*Records shown*

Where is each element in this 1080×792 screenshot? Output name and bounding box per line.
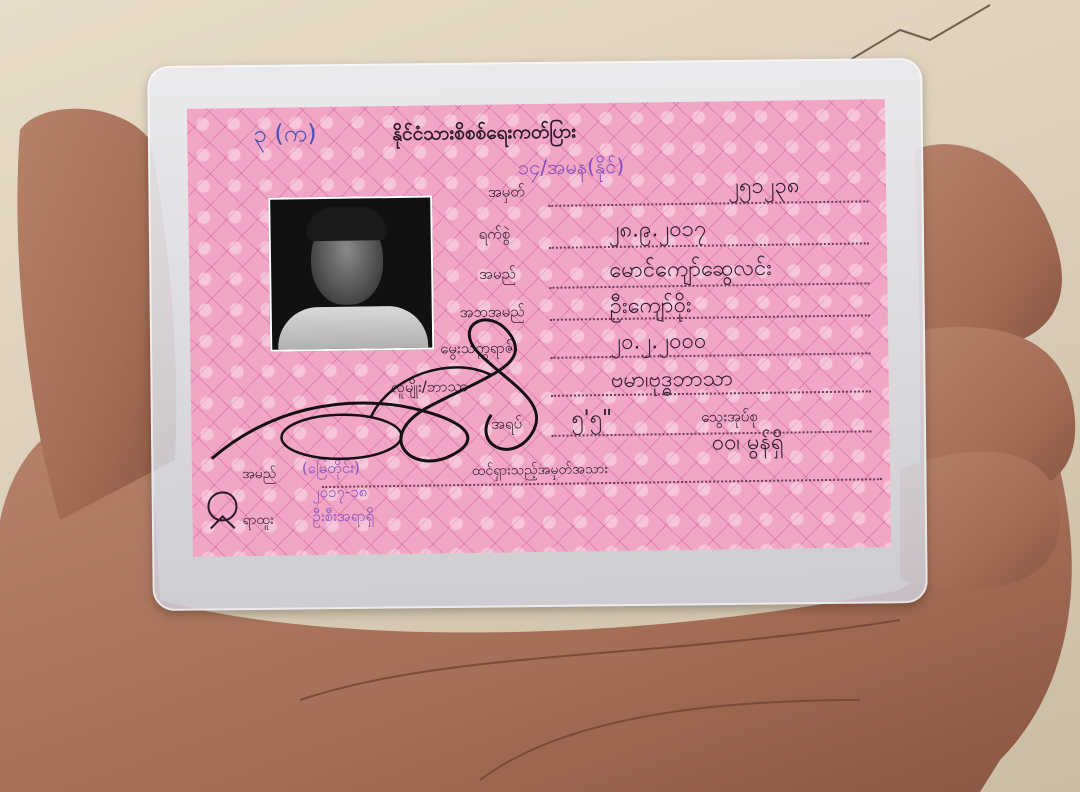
signer-stamp-line1: (မြေတိုင်း)	[301, 458, 361, 478]
nrc-prefix-stamp: ၁၄/အမန(နိုင်)	[517, 153, 625, 180]
field-race-value: ဗမာ၊ဗုဒ္ဓဘာသာ	[610, 366, 734, 394]
field-height-value: ၅'၅"	[571, 405, 613, 432]
field-blood-value: ဝဝ၊ မွန်ရှိ	[711, 429, 784, 456]
signer-rank-label: ရာထူး	[242, 511, 274, 529]
field-height-label: အရပ်	[491, 414, 523, 433]
card-form-number: ၃ (က)	[253, 119, 317, 148]
signer-stamp-line2: ၂၀၁၇-၁၈	[312, 482, 368, 502]
field-father-value: ဦးကျော်ဝိုး	[609, 292, 692, 320]
field-name-value: မောင်ကျော်ဆွေလင်း	[609, 255, 772, 284]
signature-scrawl	[187, 99, 891, 557]
signer-stamp-line3: ဦးစီးအရာရှိ	[312, 506, 375, 526]
field-name-label: အမည်	[479, 264, 517, 283]
field-dob-value: ၂၀.၂.၂၀၀၀	[610, 328, 707, 356]
field-father-label: အဘအမည်	[459, 302, 525, 322]
field-dob-label: မွေးသက္ကရာဇ်	[440, 338, 514, 358]
field-race-label: လူမျိုး/ဘာသာ	[390, 376, 469, 397]
field-number-label: အမှတ်	[487, 182, 526, 201]
card-title: နိုင်ငံသားစိစစ်ရေးကတ်ပြား	[392, 120, 577, 146]
finger-top	[915, 144, 1062, 345]
field-mark-label: ထင်ရှားသည့်အမှတ်အသား	[471, 461, 608, 479]
signer-name-label: အမည်	[241, 465, 277, 483]
field-blood-label: သွေးအုပ်စု	[701, 406, 759, 426]
id-card	[187, 99, 891, 557]
field-date-value: ၂၈.၉.၂၀၁၇	[608, 216, 707, 244]
field-date-label: ရက်စွဲ	[478, 224, 511, 243]
field-number-value: ၂၅၁၂၃၈	[727, 173, 800, 200]
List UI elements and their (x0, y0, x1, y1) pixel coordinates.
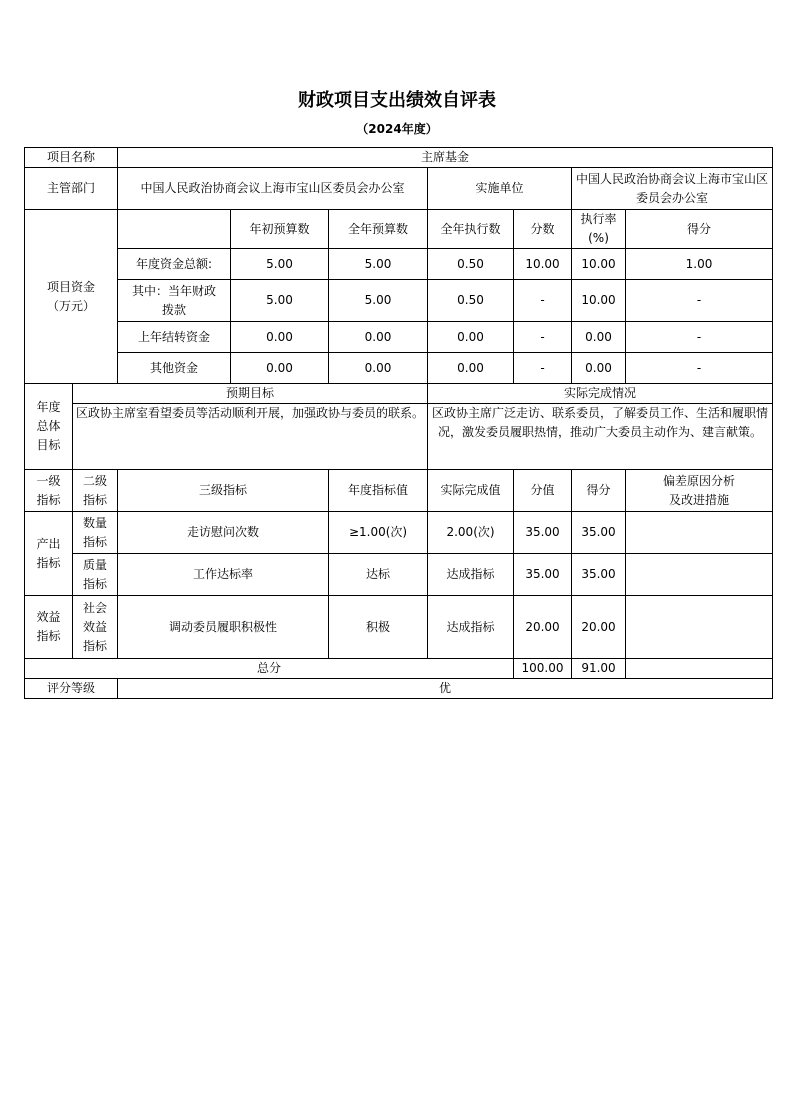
expected-goal-text: 区政协主席室看望委员等活动顺利开展，加强政协与委员的联系。 (73, 404, 428, 470)
label-score: 得分 (572, 470, 626, 512)
label-actual-value: 实际完成值 (428, 470, 514, 512)
label-deviation: 偏差原因分析 及改进措施 (626, 470, 773, 512)
row-total (25, 659, 773, 679)
indicator-score: 20.00 (572, 596, 626, 659)
label-total: 总分 (25, 659, 514, 679)
indicator-level3: 调动委员履职积极性 (118, 596, 329, 659)
label-annual-target: 年度指标值 (329, 470, 428, 512)
indicator-actual: 达成指标 (428, 596, 514, 659)
row-grade (25, 679, 773, 699)
indicator-deviation (626, 554, 773, 596)
total-deviation (626, 659, 773, 679)
indicator-weight: 35.00 (514, 512, 572, 554)
indicator-level1: 产出 指标 (25, 512, 73, 596)
actual-completion-text: 区政协主席广泛走访、联系委员，了解委员工作、生活和履职情况，激发委员履职热情，推动广大委员主动作为、建言献策。 (428, 404, 773, 470)
funds-row-got: - (626, 322, 773, 353)
total-score: 91.00 (572, 659, 626, 679)
indicator-deviation (626, 512, 773, 554)
label-level3: 三级指标 (118, 470, 329, 512)
page-subtitle: （2024年度） (356, 122, 438, 136)
funds-row-fiscal (25, 280, 773, 322)
funds-row-initial: 0.00 (231, 353, 329, 384)
funds-row-score: - (514, 280, 572, 322)
funds-row-annual: 5.00 (329, 280, 428, 322)
funds-row-annual: 0.00 (329, 353, 428, 384)
indicator-level2: 数量 指标 (73, 512, 118, 554)
funds-row-carryover (25, 322, 773, 353)
funds-row-executed: 0.50 (428, 249, 514, 280)
funds-row-got: 1.00 (626, 249, 773, 280)
funds-header-score: 分数 (514, 210, 572, 249)
indicator-level3: 工作达标率 (118, 554, 329, 596)
indicator-level2: 质量 指标 (73, 554, 118, 596)
indicator-target: 达标 (329, 554, 428, 596)
label-expected-goal: 预期目标 (73, 384, 428, 404)
funds-row-label: 其他资金 (118, 353, 231, 384)
funds-row-score: - (514, 322, 572, 353)
label-funds: 项目资金 （万元） (25, 210, 118, 384)
funds-row-got: - (626, 280, 773, 322)
funds-row-initial: 5.00 (231, 249, 329, 280)
funds-header-executed: 全年执行数 (428, 210, 514, 249)
page-title: 财政项目支出绩效自评表 (298, 90, 496, 111)
label-department: 主管部门 (25, 168, 118, 210)
indicator-level1: 效益 指标 (25, 596, 73, 659)
funds-header-annual: 全年预算数 (329, 210, 428, 249)
indicator-weight: 35.00 (514, 554, 572, 596)
label-level1: 一级 指标 (25, 470, 73, 512)
funds-row-rate: 10.00 (572, 280, 626, 322)
grade-value: 优 (118, 679, 773, 699)
funds-row-executed: 0.50 (428, 280, 514, 322)
funds-header-initial: 年初预算数 (231, 210, 329, 249)
row-funds-header (25, 210, 773, 249)
funds-row-annual: 5.00 (329, 249, 428, 280)
indicator-row (25, 554, 773, 596)
funds-row-got: - (626, 353, 773, 384)
label-level2: 二级 指标 (73, 470, 118, 512)
funds-row-executed: 0.00 (428, 353, 514, 384)
indicator-actual: 达成指标 (428, 554, 514, 596)
indicator-score: 35.00 (572, 512, 626, 554)
project-name-value: 主席基金 (118, 148, 773, 168)
funds-row-rate: 0.00 (572, 322, 626, 353)
funds-row-label: 年度资金总额: (118, 249, 231, 280)
funds-row-score: - (514, 353, 572, 384)
funds-row-rate: 10.00 (572, 249, 626, 280)
funds-header-got: 得分 (626, 210, 773, 249)
indicator-level3: 走访慰问次数 (118, 512, 329, 554)
indicator-score: 35.00 (572, 554, 626, 596)
funds-row-initial: 0.00 (231, 322, 329, 353)
implementer-value: 中国人民政治协商会议上海市宝山区委员会办公室 (572, 168, 773, 210)
indicator-row (25, 512, 773, 554)
funds-row-other (25, 353, 773, 384)
indicator-row (25, 596, 773, 659)
funds-row-score: 10.00 (514, 249, 572, 280)
funds-row-rate: 0.00 (572, 353, 626, 384)
total-weight: 100.00 (514, 659, 572, 679)
label-weight: 分值 (514, 470, 572, 512)
label-actual-completion: 实际完成情况 (428, 384, 773, 404)
funds-header-rate: 执行率(%) (572, 210, 626, 249)
indicator-weight: 20.00 (514, 596, 572, 659)
label-grade: 评分等级 (25, 679, 118, 699)
label-annual-goal: 年度 总体 目标 (25, 384, 73, 470)
funds-row-annual: 0.00 (329, 322, 428, 353)
row-department (25, 168, 773, 210)
indicator-actual: 2.00(次) (428, 512, 514, 554)
funds-row-total (25, 249, 773, 280)
funds-header-blank (118, 210, 231, 249)
indicator-target: 积极 (329, 596, 428, 659)
indicator-level2: 社会 效益 指标 (73, 596, 118, 659)
evaluation-table (24, 147, 773, 699)
label-project-name: 项目名称 (25, 148, 118, 168)
row-project-name (25, 148, 773, 168)
row-goals-header (25, 384, 773, 404)
indicator-target: ≥1.00(次) (329, 512, 428, 554)
label-implementer: 实施单位 (428, 168, 572, 210)
funds-row-label: 上年结转资金 (118, 322, 231, 353)
funds-row-executed: 0.00 (428, 322, 514, 353)
row-goals-content (25, 404, 773, 470)
indicator-deviation (626, 596, 773, 659)
department-value: 中国人民政治协商会议上海市宝山区委员会办公室 (118, 168, 428, 210)
funds-row-initial: 5.00 (231, 280, 329, 322)
row-indicator-header (25, 470, 773, 512)
funds-row-label: 其中：当年财政 拨款 (118, 280, 231, 322)
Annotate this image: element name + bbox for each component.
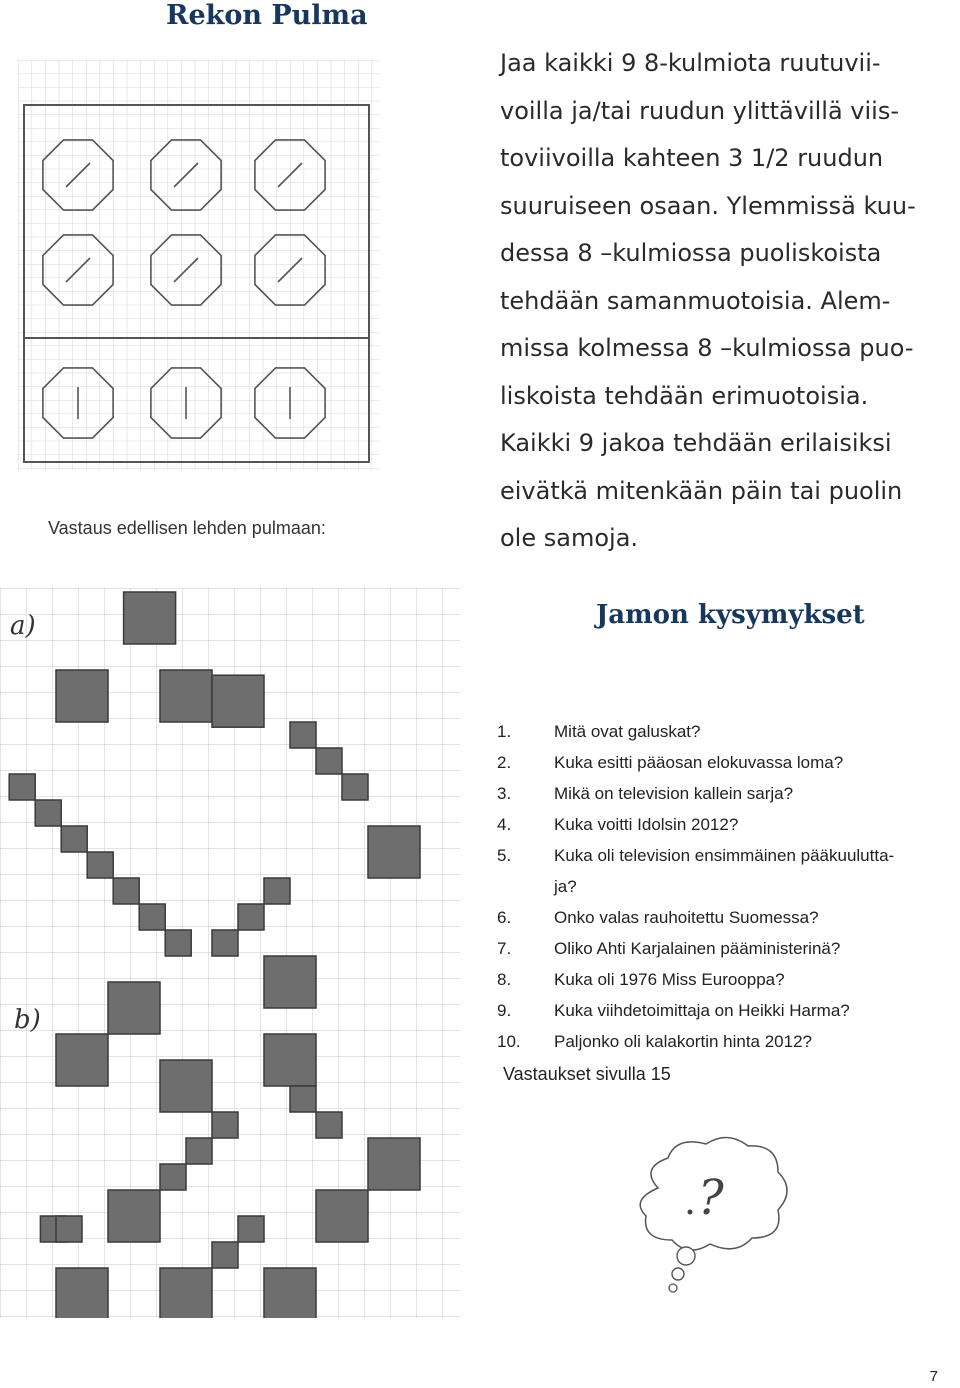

*Given task*
Print the data lines without any change, beginning with the line that contains "404, 428, 470)" and running through the line that contains "funds-row-annual: 0.00 (329, 353, 428, 384)", both of those lines included.

*Answer to the problem*
expected-goal-text: 区政协主席室看望委员等活动顺利开展，加强政协与委员的联系。 (73, 404, 428, 470)
label-score: 得分 (572, 470, 626, 512)
label-actual-value: 实际完成值 (428, 470, 514, 512)
label-deviation: 偏差原因分析 及改进措施 (626, 470, 773, 512)
row-total (25, 659, 773, 679)
indicator-score: 20.00 (572, 596, 626, 659)
label-total: 总分 (25, 659, 514, 679)
indicator-level3: 调动委员履职积极性 (118, 596, 329, 659)
label-annual-target: 年度指标值 (329, 470, 428, 512)
indicator-actual: 达成指标 (428, 596, 514, 659)
row-grade (25, 679, 773, 699)
indicator-deviation (626, 554, 773, 596)
total-deviation (626, 659, 773, 679)
indicator-weight: 35.00 (514, 512, 572, 554)
indicator-level1: 产出 指标 (25, 512, 73, 596)
actual-completion-text: 区政协主席广泛走访、联系委员，了解委员工作、生活和履职情况，激发委员履职热情，推动广大委员主动作为、建言献策。 (428, 404, 773, 470)
funds-row-got: - (626, 322, 773, 353)
total-score: 91.00 (572, 659, 626, 679)
indicator-deviation (626, 512, 773, 554)
label-level3: 三级指标 (118, 470, 329, 512)
page-subtitle: （2024年度） (356, 122, 438, 136)
funds-row-fiscal (25, 280, 773, 322)
funds-row-initial: 0.00 (231, 353, 329, 384)
funds-row-score: - (514, 280, 572, 322)
funds-row-annual: 5.00 (329, 280, 428, 322)
funds-row-annual: 0.00 (329, 353, 428, 384)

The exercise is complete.